▶ [DATA FOR THE TASK]
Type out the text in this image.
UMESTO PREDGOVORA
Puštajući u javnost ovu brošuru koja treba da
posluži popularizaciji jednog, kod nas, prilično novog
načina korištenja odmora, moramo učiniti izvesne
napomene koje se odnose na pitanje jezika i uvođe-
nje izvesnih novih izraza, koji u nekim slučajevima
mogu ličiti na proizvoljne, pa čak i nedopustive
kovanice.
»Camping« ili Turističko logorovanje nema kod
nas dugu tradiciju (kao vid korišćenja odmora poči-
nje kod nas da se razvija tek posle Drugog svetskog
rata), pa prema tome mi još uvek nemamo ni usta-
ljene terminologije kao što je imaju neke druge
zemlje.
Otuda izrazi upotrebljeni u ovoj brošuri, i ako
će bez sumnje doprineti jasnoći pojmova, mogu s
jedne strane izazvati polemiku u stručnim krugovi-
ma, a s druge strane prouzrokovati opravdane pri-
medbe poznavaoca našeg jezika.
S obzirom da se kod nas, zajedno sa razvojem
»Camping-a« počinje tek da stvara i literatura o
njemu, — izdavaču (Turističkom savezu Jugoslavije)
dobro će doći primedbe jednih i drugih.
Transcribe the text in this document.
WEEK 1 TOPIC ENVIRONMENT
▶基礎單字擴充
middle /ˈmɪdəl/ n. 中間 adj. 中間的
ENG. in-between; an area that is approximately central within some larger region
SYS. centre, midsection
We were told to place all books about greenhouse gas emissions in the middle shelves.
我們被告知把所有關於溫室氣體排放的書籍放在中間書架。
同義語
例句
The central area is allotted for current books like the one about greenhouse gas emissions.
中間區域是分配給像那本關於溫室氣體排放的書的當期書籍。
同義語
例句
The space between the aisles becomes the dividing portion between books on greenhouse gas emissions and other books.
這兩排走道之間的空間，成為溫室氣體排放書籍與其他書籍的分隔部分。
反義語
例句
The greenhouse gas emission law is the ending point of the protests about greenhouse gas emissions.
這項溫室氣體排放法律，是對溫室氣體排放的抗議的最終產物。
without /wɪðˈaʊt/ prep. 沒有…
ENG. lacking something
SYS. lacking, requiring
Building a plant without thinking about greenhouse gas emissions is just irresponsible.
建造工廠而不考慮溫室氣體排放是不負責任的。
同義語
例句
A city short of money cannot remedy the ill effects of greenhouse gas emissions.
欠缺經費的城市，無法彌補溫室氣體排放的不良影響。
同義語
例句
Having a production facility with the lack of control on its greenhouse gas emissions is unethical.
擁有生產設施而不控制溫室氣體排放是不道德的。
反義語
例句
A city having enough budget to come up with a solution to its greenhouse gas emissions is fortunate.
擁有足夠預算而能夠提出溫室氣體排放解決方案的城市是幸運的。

▶ [TASK REQUIREMENTS]
Reproduce all of the entries word for word.

▶ [SOLUTION FOR THIS PROBLEM]
Type out the text in this image.
UMESTO PREDGOVORA
Puštajući u javnost ovu brošuru koja treba da
posluži popularizaciji jednog, kod nas, prilično novog
načina korištenja odmora, moramo učiniti izvesne
napomene koje se odnose na pitanje jezika i uvođe-
nje izvesnih novih izraza, koji u nekim slučajevima
mogu ličiti na proizvoljne, pa čak i nedopustive
kovanice.
»Camping« ili Turističko logorovanje nema kod
nas dugu tradiciju (kao vid korišćenja odmora poči-
nje kod nas da se razvija tek posle Drugog svetskog
rata), pa prema tome mi još uvek nemamo ni usta-
ljene terminologije kao što je imaju neke druge
zemlje.
Otuda izrazi upotrebljeni u ovoj brošuri, i ako
će bez sumnje doprineti jasnoći pojmova, mogu s
jedne strane izazvati polemiku u stručnim krugovi-
ma, a s druge strane prouzrokovati opravdane pri-
medbe poznavaoca našeg jezika.
S obzirom da se kod nas, zajedno sa razvojem
»Camping-a« počinje tek da stvara i literatura o
njemu, — izdavaču (Turističkom savezu Jugoslavije)
dobro će doći primedbe jednih i drugih.
Transcribe the text in this document.
WEEK 1 TOPIC ENVIRONMENT
▶基礎單字擴充
middle /ˈmɪdəl/ n. 中間 adj. 中間的
ENG. in-between; an area that is approximately central within some larger region
SYS. centre, midsection
We were told to place all books about greenhouse gas emissions in the middle shelves.
我們被告知把所有關於溫室氣體排放的書籍放在中間書架。
同義語
例句
The central area is allotted for current books like the one about greenhouse gas emissions.
中間區域是分配給像那本關於溫室氣體排放的書的當期書籍。
同義語
例句
The space between the aisles becomes the dividing portion between books on greenhouse gas emissions and other books.
這兩排走道之間的空間，成為溫室氣體排放書籍與其他書籍的分隔部分。
反義語
例句
The greenhouse gas emission law is the ending point of the protests about greenhouse gas emissions.
這項溫室氣體排放法律，是對溫室氣體排放的抗議的最終產物。
without /wɪðˈaʊt/ prep. 沒有…
ENG. lacking something
SYS. lacking, requiring
Building a plant without thinking about greenhouse gas emissions is just irresponsible.
建造工廠而不考慮溫室氣體排放是不負責任的。
同義語
例句
A city short of money cannot remedy the ill effects of greenhouse gas emissions.
欠缺經費的城市，無法彌補溫室氣體排放的不良影響。
同義語
例句
Having a production facility with the lack of control on its greenhouse gas emissions is unethical.
擁有生產設施而不控制溫室氣體排放是不道德的。
反義語
例句
A city having enough budget to come up with a solution to its greenhouse gas emissions is fortunate.
擁有足夠預算而能夠提出溫室氣體排放解決方案的城市是幸運的。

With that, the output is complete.